- [OBJETIVO 1]:
Responda, según el pasaje sobre las nharas, estas preguntas:
(a) ¿Qué nombre recibían los inmigrantes portugueses que procedían de entornos criminales o huían de la persecución en Europa?
(b) ¿De qué palabra deriva el término nharas?
(c) ¿En la desembocadura de qué río se situaban las factorías donde la autonomía de las nharas tenía raíces en las sociedades wólof?

- [PASAJE PROPORCIONADO]:

Durante el siglo XV, los navegantes portugueses exploran y dan a conocer a Europa el litoral africano. En su estela, los comerciantes lusos establecen factorías a lo largo de toda la costa continental. Aislados de su patria y de sus familias, estos comerciantes, así como los marinos, militares, religiosos, profesionales y oficiales de la administración que los acompañaron en diversos momentos y contextos, empezaron muy pronto a relacionarse con mujeres africanas bajo la figura del concubinato y generaron, así, las primeras comunidades mestizas. Muchos de estos inmigrantes portugueses, los llamados lançados, procedían de entornos criminales o eran judíos o cristianos nuevos que huían de la persecución en Europa y encontraban una vida y una nueva forma de integración en las costas del mediodía.

Las concubinas nativas de estos aventureros portugueses fueron conocidas en la África lusa como nharas (de senhoras). Aliadas de los europeos pero pertenecientes a familias y clanes africanos, con acceso tanto a las riquezas allegadas por los nuevos poderosos como a las relaciones sociales propias de su entorno original, estas mujeres negras y mulatas muy pronto vieron reconocido un estatus privilegiado en el comercio y la diplomacia, tendiendo un puente de confianza entre los colonos blancos y los poderes locales que a menudo se tradujo en grandes fortunas personales. Las nharas cumplían inicialmente una función de apoyo, pero pronto muchas de ellas actuaron en nombre propio como mercaderas y embajadoras, tuvieron un papel principal en el tráfico de esclavos, armas, oro y goma arábiga y hasta en la banca local, fueron dueñas de grandes propiedades muebles e inmuebles, así como de cientos de esclavos, dieron amparo a los náufragos y estructuraron las relaciones y los servicios sociales en sus comunidades. La autonomía de estas nharas, en el caso de las factorías situadas en la desembocadura del Senegal, tenía raíces acreditadas en el estatus que le reconocen a la mujer las sociedades wólof, y portugueses y africanos la respetaron por igual.

- [OBJETIVO 2]:
Convierta a tabla Markdown las líneas de las entradas comprendidas entre la que contiene "annotation-value: (10 Jan 17,-30.334)" y la que contiene "col-header-sd-chg[interactable]: SD Chg", ambas inclusive, sin las líneas en blanco. Use las columnas «Número» y «Línea de entrada».

- [EXTRACTO DE DATOS]:

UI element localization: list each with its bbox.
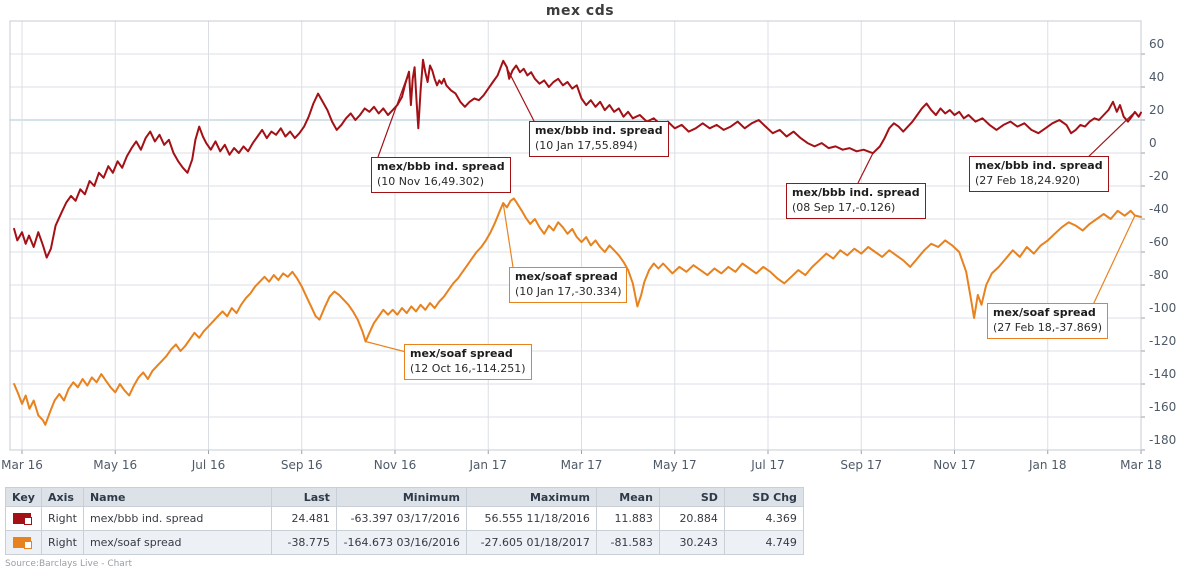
annotation-value: (10 Jan 17,-30.334) xyxy=(515,285,622,299)
maximum-cell: 56.555 11/18/2016 xyxy=(465,506,597,531)
series-line-soaf[interactable] xyxy=(13,197,1142,426)
mean-cell: -81.583 xyxy=(595,530,660,555)
annotation-value: (10 Jan 17,55.894) xyxy=(535,139,638,153)
annotation-series-name: mex/bbb ind. spread xyxy=(975,159,1103,172)
axis-cell: Right xyxy=(40,530,84,555)
y-axis-tick-label: -100 xyxy=(1149,301,1177,315)
y-axis-tick-label: 60 xyxy=(1149,37,1165,51)
x-axis-tick-label: May 16 xyxy=(93,458,138,472)
y-axis-tick-label: 0 xyxy=(1149,136,1157,150)
col-header-maximum[interactable]: Maximum xyxy=(465,487,597,507)
source-note: Source:Barclays Live - Chart xyxy=(5,559,133,569)
table-row[interactable]: Right mex/soaf spread -38.775 -164.673 03/1… xyxy=(5,530,804,555)
chart-area[interactable]: 60 40 20 0 -20 -40 -60 -80 -100 -120 -140 -160 -180 … xyxy=(0,0,1200,480)
x-axis-tick-label: Nov 16 xyxy=(373,458,417,472)
annotation-value: (27 Feb 18,24.920) xyxy=(975,174,1081,188)
last-cell: 24.481 xyxy=(270,506,337,531)
x-axis-tick-label: Sep 16 xyxy=(280,458,323,472)
annotation-series-name: mex/bbb ind. spread xyxy=(377,160,505,173)
annotation-value: (08 Sep 17,-0.126) xyxy=(792,201,896,215)
col-header-axis[interactable]: Axis xyxy=(40,487,84,507)
stats-table: Key Axis Name Last Minimum Maximum Mean SD SD Ch… xyxy=(5,487,804,555)
y-axis-tick-label: -40 xyxy=(1149,202,1169,216)
y-axis-tick-label: -180 xyxy=(1149,433,1177,447)
chart-title: mex cds xyxy=(545,3,615,19)
key-cell[interactable] xyxy=(5,530,42,555)
sd-cell: 30.243 xyxy=(658,530,725,555)
axis-cell: Right xyxy=(40,506,84,531)
swatch-notch xyxy=(24,541,32,549)
annotation-callout[interactable]: mex/soaf spread (10 Jan 17,-30.334) xyxy=(509,267,628,303)
annotation-value: (12 Oct 16,-114.251) xyxy=(410,362,526,376)
sd-cell: 20.884 xyxy=(658,506,725,531)
x-axis-tick-label: Jul 17 xyxy=(751,458,785,472)
annotation-leader-line xyxy=(502,202,514,268)
x-axis-tick-label: May 17 xyxy=(652,458,697,472)
mean-cell: 11.883 xyxy=(595,506,660,531)
annotation-leader-line xyxy=(857,152,874,184)
col-header-name[interactable]: Name xyxy=(82,487,272,507)
col-header-sd-chg[interactable]: SD Chg xyxy=(723,487,804,507)
annotation-series-name: mex/soaf spread xyxy=(410,347,513,360)
annotation-series-name: mex/soaf spread xyxy=(515,270,618,283)
plot-border xyxy=(9,20,1142,451)
x-axis-tick-label: Mar 16 xyxy=(1,458,43,472)
annotation-callout[interactable]: mex/bbb ind. spread (10 Jan 17,55.894) xyxy=(529,121,669,157)
annotation-callout[interactable]: mex/bbb ind. spread (08 Sep 17,-0.126) xyxy=(786,183,926,219)
annotation-leader-line xyxy=(1082,111,1136,163)
annotation-callout[interactable]: mex/soaf spread (12 Oct 16,-114.251) xyxy=(404,344,532,380)
y-axis-tick-label: 40 xyxy=(1149,70,1165,84)
minimum-cell: -63.397 03/17/2016 xyxy=(335,506,467,531)
annotation-value: (10 Nov 16,49.302) xyxy=(377,175,485,189)
key-cell[interactable] xyxy=(5,506,42,531)
col-header-key[interactable]: Key xyxy=(5,487,42,507)
sd-chg-cell: 4.749 xyxy=(723,530,804,555)
annotation-leader-line xyxy=(1091,215,1136,308)
col-header-last[interactable]: Last xyxy=(270,487,337,507)
x-axis-tick-label: Mar 17 xyxy=(560,458,603,472)
stats-table-header-row: Key Axis Name Last Minimum Maximum Mean SD SD Ch… xyxy=(5,487,804,507)
annotation-leader-line xyxy=(365,340,407,353)
last-cell: -38.775 xyxy=(270,530,337,555)
x-axis-tick-label: Jan 17 xyxy=(469,458,508,472)
y-axis-tick-label: 20 xyxy=(1149,103,1165,117)
x-axis-tick-label: Jan 18 xyxy=(1028,458,1067,472)
annotation-callout[interactable]: mex/soaf spread (27 Feb 18,-37.869) xyxy=(987,303,1109,339)
name-cell: mex/bbb ind. spread xyxy=(82,506,272,531)
annotation-leader-line xyxy=(502,60,535,122)
x-axis-tick-label: Sep 17 xyxy=(840,458,883,472)
annotation-value: (27 Feb 18,-37.869) xyxy=(993,321,1103,335)
y-axis-tick-label: -20 xyxy=(1149,169,1169,183)
x-axis-tick-label: Mar 18 xyxy=(1120,458,1162,472)
name-cell: mex/soaf spread xyxy=(82,530,272,555)
series-key-swatch[interactable] xyxy=(13,513,32,525)
col-header-minimum[interactable]: Minimum xyxy=(335,487,467,507)
x-axis-tick-label: Nov 17 xyxy=(933,458,976,472)
annotation-leader-line xyxy=(377,71,410,158)
col-header-mean[interactable]: Mean xyxy=(595,487,660,507)
col-header-sd[interactable]: SD xyxy=(658,487,725,507)
y-axis-tick-label: -140 xyxy=(1149,367,1177,381)
y-axis-tick-label: -80 xyxy=(1149,268,1169,282)
y-axis-tick-label: -160 xyxy=(1149,400,1177,414)
annotation-series-name: mex/bbb ind. spread xyxy=(792,186,920,199)
maximum-cell: -27.605 01/18/2017 xyxy=(465,530,597,555)
swatch-notch xyxy=(24,517,32,525)
series-key-swatch[interactable] xyxy=(13,537,32,549)
annotation-callout[interactable]: mex/bbb ind. spread (10 Nov 16,49.302) xyxy=(371,157,511,193)
annotation-series-name: mex/soaf spread xyxy=(993,306,1096,319)
minimum-cell: -164.673 03/16/2016 xyxy=(335,530,467,555)
sd-chg-cell: 4.369 xyxy=(723,506,804,531)
y-axis-tick-label: -120 xyxy=(1149,334,1177,348)
annotation-callout[interactable]: mex/bbb ind. spread (27 Feb 18,24.920) xyxy=(969,156,1109,192)
chart-svg xyxy=(9,20,1145,454)
x-axis-tick-label: Jul 16 xyxy=(191,458,226,472)
y-axis-tick-label: -60 xyxy=(1149,235,1169,249)
table-row[interactable]: Right mex/bbb ind. spread 24.481 -63.397 03… xyxy=(5,506,804,531)
annotation-series-name: mex/bbb ind. spread xyxy=(535,124,663,137)
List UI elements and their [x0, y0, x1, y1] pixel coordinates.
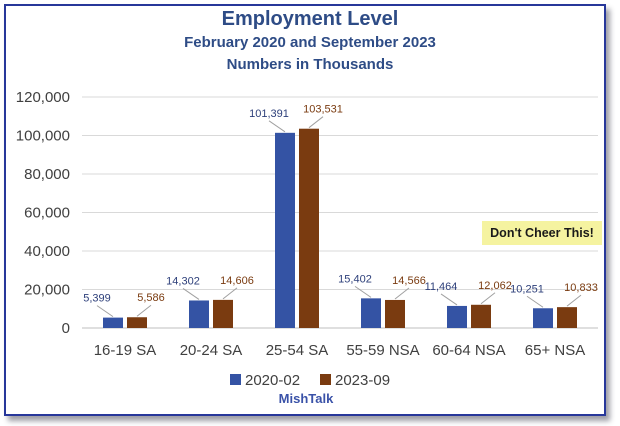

- [RESPUESTA CORRECTA 1]:
(a) Lançados.
(b) De senhoras.
(c) Del Senegal.

- [RESPUESTA CORRECTA 2]:
| Número | Línea de entrada |
|---|---|
| 1 | annotation-value: (10 Jan 17,-30.334) xyxy=(515,285,622,299) |
| 2 | maximum-cell: 56.555 11/18/2016 xyxy=(465,506,597,531) |
| 3 | series-line-soaf[interactable] xyxy=(13,197,1142,426) |
| 4 | mean-cell: -81.583 xyxy=(595,530,660,555) |
| 5 | annotation-value: (10 Jan 17,55.894) xyxy=(535,139,638,153) |
| 6 | annotation-series-name: mex/bbb ind. spread xyxy=(975,159,1103,172) |
| 7 | axis-cell: Right xyxy=(40,530,84,555) |
| 8 | y-axis-tick-label: -100 xyxy=(1149,301,1177,315) |
| 9 | y-axis-tick-label: 60 xyxy=(1149,37,1165,51) |
| 10 | x-axis-tick-label: May 16 xyxy=(93,458,138,472) |
| 11 | y-axis-tick-label: 0 xyxy=(1149,136,1157,150) |
| 12 | col-header-maximum[interactable]: Maximum xyxy=(465,487,597,507) |
| 13 | source-note: Source:Barclays Live - Chart xyxy=(5,559,133,569) |
| 14 | table-row[interactable]: Right mex/soaf spread -38.775 -164.673 03/1… xyxy=(5,530,804,555) |
| 15 | chart-area[interactable]: 60 40 20 0 -20 -40 -60 -80 -100 -120 -140 -160 -180 … xyxy=(0,0,1200,480) |
| 16 | x-axis-tick-label: Nov 16 xyxy=(373,458,417,472) |
| 17 | annotation-value: (27 Feb 18,24.920) xyxy=(975,174,1081,188) |
| 18 | last-cell: 24.481 xyxy=(270,506,337,531) |
| 19 | x-axis-tick-label: Sep 16 xyxy=(280,458,323,472) |
| 20 | annotation-series-name: mex/bbb ind. spread xyxy=(377,160,505,173) |
| 21 | annotation-value: (08 Sep 17,-0.126) xyxy=(792,201,896,215) |
| 22 | col-header-axis[interactable]: Axis xyxy=(40,487,84,507) |
| 23 | stats-table: Key Axis Name Last Minimum Maximum Mean SD SD Ch… xyxy=(5,487,804,555) |
| 24 | y-axis-tick-label: -40 xyxy=(1149,202,1169,216) |
| 25 | y-axis-tick-label: -180 xyxy=(1149,433,1177,447) |
| 26 | chart-title: mex cds xyxy=(545,3,615,19) |
| 27 | key-cell[interactable] xyxy=(5,530,42,555) |
| 28 | sd-cell: 30.243 xyxy=(658,530,725,555) |
| 29 | axis-cell: Right xyxy=(40,506,84,531) |
| 30 | swatch-notch xyxy=(24,541,32,549) |
| 31 | annotation-callout[interactable]: mex/soaf spread (10 Jan 17,-30.334) xyxy=(509,267,628,303) |
| 32 | annotation-value: (12 Oct 16,-114.251) xyxy=(410,362,526,376) |
| 33 | sd-cell: 20.884 xyxy=(658,506,725,531) |
| 34 | x-axis-tick-label: Jul 17 xyxy=(751,458,785,472) |
| 35 | annotation-leader-line xyxy=(502,202,514,268) |
| 36 | x-axis-tick-label: May 17 xyxy=(652,458,697,472) |
| 37 | mean-cell: 11.883 xyxy=(595,506,660,531) |
| 38 | annotation-leader-line xyxy=(857,152,874,184) |
| 39 | col-header-name[interactable]: Name xyxy=(82,487,272,507) |
| 40 | col-header-sd-chg[interactable]: SD Chg xyxy=(723,487,804,507) |